## Data extracted from a collection

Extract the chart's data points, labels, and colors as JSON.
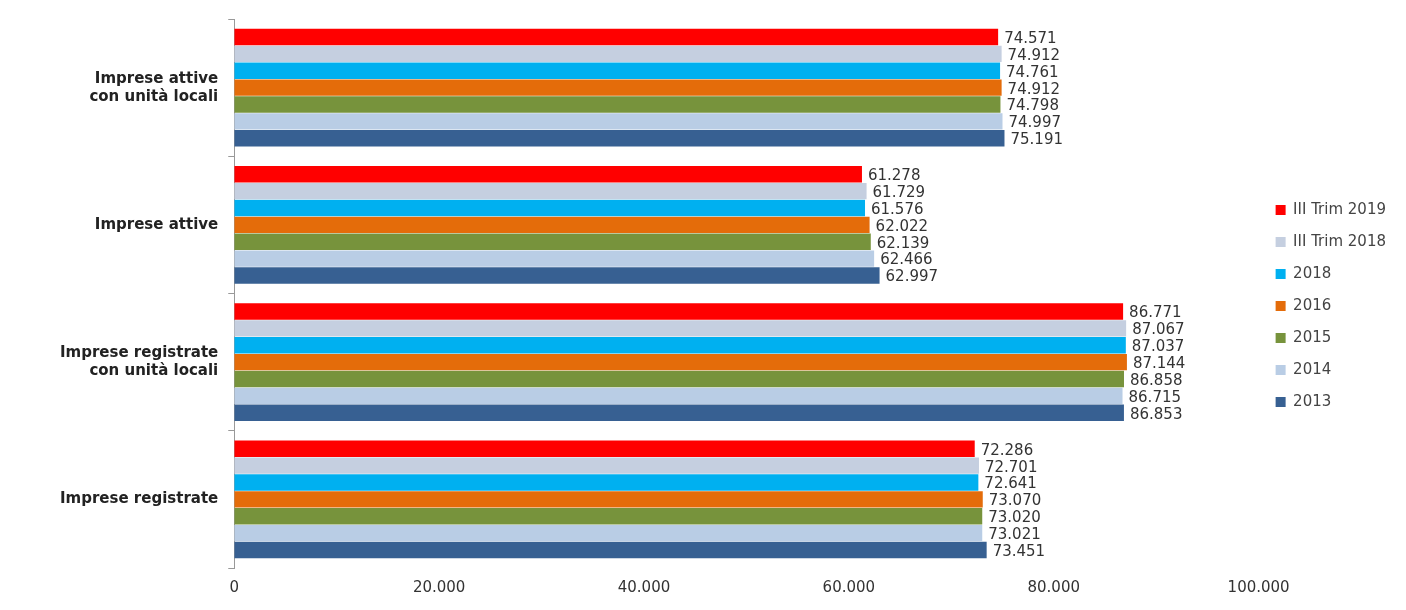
{
  "chart_data": {
    "type": "bar",
    "orientation": "horizontal",
    "categories": [
      "Imprese attive\ncon unità locali",
      "Imprese attive",
      "Imprese registrate\ncon unità locali",
      "Imprese registrate"
    ],
    "series": [
      {
        "name": "III Trim 2019",
        "color": "#ff0000",
        "values": [
          74571,
          61278,
          86771,
          72286
        ],
        "value_labels": [
          "74.571",
          "61.278",
          "86.771",
          "72.286"
        ]
      },
      {
        "name": "III Trim 2018",
        "color": "#c5cfe0",
        "values": [
          74912,
          61729,
          87067,
          72701
        ],
        "value_labels": [
          "74.912",
          "61.729",
          "87.067",
          "72.701"
        ]
      },
      {
        "name": "2018",
        "color": "#00b0f0",
        "values": [
          74761,
          61576,
          87037,
          72641
        ],
        "value_labels": [
          "74.761",
          "61.576",
          "87.037",
          "72.641"
        ]
      },
      {
        "name": "2016",
        "color": "#e46c0a",
        "values": [
          74912,
          62022,
          87144,
          73070
        ],
        "value_labels": [
          "74.912",
          "62.022",
          "87.144",
          "73.070"
        ]
      },
      {
        "name": "2015",
        "color": "#77933c",
        "values": [
          74798,
          62139,
          86858,
          73020
        ],
        "value_labels": [
          "74.798",
          "62.139",
          "86.858",
          "73.020"
        ]
      },
      {
        "name": "2014",
        "color": "#b9cde5",
        "values": [
          74997,
          62466,
          86715,
          73021
        ],
        "value_labels": [
          "74.997",
          "62.466",
          "86.715",
          "73.021"
        ]
      },
      {
        "name": "2013",
        "color": "#376092",
        "values": [
          75191,
          62997,
          86853,
          73451
        ],
        "value_labels": [
          "75.191",
          "62.997",
          "86.853",
          "73.451"
        ]
      }
    ],
    "xlim": [
      0,
      100000
    ],
    "xticks": [
      0,
      {
        "value": 20000,
        "label": "20.000"
      },
      {
        "value": 40000,
        "label": "40.000"
      },
      {
        "value": 60000,
        "label": "60.000"
      },
      {
        "value": 80000,
        "label": "80.000"
      },
      {
        "value": 100000,
        "label": "100.000"
      }
    ],
    "grid": false,
    "legend": "right"
  }
}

## Instructions for the task
Using the entries above, return each line that includes the word "unità".

## Worked answer
      "Imprese attive\ncon unità locali",
      "Imprese registrate\ncon unità locali",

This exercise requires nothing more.